The exercise >>
Present the data once more in exactly its original form.

Some records

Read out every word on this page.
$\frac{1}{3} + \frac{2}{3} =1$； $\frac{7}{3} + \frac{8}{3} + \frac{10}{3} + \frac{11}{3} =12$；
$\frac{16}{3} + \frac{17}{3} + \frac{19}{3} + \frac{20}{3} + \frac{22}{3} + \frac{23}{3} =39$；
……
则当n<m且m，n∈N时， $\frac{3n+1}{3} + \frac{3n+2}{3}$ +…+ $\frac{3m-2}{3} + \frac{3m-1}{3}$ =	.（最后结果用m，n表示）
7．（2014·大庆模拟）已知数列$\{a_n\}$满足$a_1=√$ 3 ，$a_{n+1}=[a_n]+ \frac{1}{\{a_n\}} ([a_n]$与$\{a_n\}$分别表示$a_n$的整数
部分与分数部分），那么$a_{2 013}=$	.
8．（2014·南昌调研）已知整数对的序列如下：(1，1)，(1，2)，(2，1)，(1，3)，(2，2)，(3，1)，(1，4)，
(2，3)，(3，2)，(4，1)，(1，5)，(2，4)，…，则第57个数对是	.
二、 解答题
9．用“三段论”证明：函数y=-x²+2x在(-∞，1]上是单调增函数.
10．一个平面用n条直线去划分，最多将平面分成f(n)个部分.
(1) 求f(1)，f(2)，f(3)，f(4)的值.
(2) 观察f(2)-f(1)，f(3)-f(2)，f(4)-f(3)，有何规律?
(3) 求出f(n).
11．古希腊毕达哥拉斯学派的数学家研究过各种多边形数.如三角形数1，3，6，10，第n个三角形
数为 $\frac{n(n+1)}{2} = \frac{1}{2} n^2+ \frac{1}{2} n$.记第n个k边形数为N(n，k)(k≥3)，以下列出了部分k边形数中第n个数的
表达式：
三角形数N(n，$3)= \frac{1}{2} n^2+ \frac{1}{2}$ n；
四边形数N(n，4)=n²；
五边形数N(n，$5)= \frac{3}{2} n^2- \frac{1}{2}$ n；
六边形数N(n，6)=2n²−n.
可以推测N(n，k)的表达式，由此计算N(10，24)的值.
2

Exercise output >>
Read out every word on this page.
$\frac{1}{3} + \frac{2}{3} =1$； $\frac{7}{3} + \frac{8}{3} + \frac{10}{3} + \frac{11}{3} =12$；
$\frac{16}{3} + \frac{17}{3} + \frac{19}{3} + \frac{20}{3} + \frac{22}{3} + \frac{23}{3} =39$；
……
则当n<m且m，n∈N时， $\frac{3n+1}{3} + \frac{3n+2}{3}$ +…+ $\frac{3m-2}{3} + \frac{3m-1}{3}$ =	.（最后结果用m，n表示）
7．（2014·大庆模拟）已知数列$\{a_n\}$满足$a_1=√$ 3 ，$a_{n+1}=[a_n]+ \frac{1}{\{a_n\}} ([a_n]$与$\{a_n\}$分别表示$a_n$的整数
部分与分数部分），那么$a_{2 013}=$	.
8．（2014·南昌调研）已知整数对的序列如下：(1，1)，(1，2)，(2，1)，(1，3)，(2，2)，(3，1)，(1，4)，
(2，3)，(3，2)，(4，1)，(1，5)，(2，4)，…，则第57个数对是	.
二、 解答题
9．用“三段论”证明：函数y=-x²+2x在(-∞，1]上是单调增函数.
10．一个平面用n条直线去划分，最多将平面分成f(n)个部分.
(1) 求f(1)，f(2)，f(3)，f(4)的值.
(2) 观察f(2)-f(1)，f(3)-f(2)，f(4)-f(3)，有何规律?
(3) 求出f(n).
11．古希腊毕达哥拉斯学派的数学家研究过各种多边形数.如三角形数1，3，6，10，第n个三角形
数为 $\frac{n(n+1)}{2} = \frac{1}{2} n^2+ \frac{1}{2} n$.记第n个k边形数为N(n，k)(k≥3)，以下列出了部分k边形数中第n个数的
表达式：
三角形数N(n，$3)= \frac{1}{2} n^2+ \frac{1}{2}$ n；
四边形数N(n，4)=n²；
五边形数N(n，$5)= \frac{3}{2} n^2- \frac{1}{2}$ n；
六边形数N(n，6)=2n²−n.
可以推测N(n，k)的表达式，由此计算N(10，24)的值.
2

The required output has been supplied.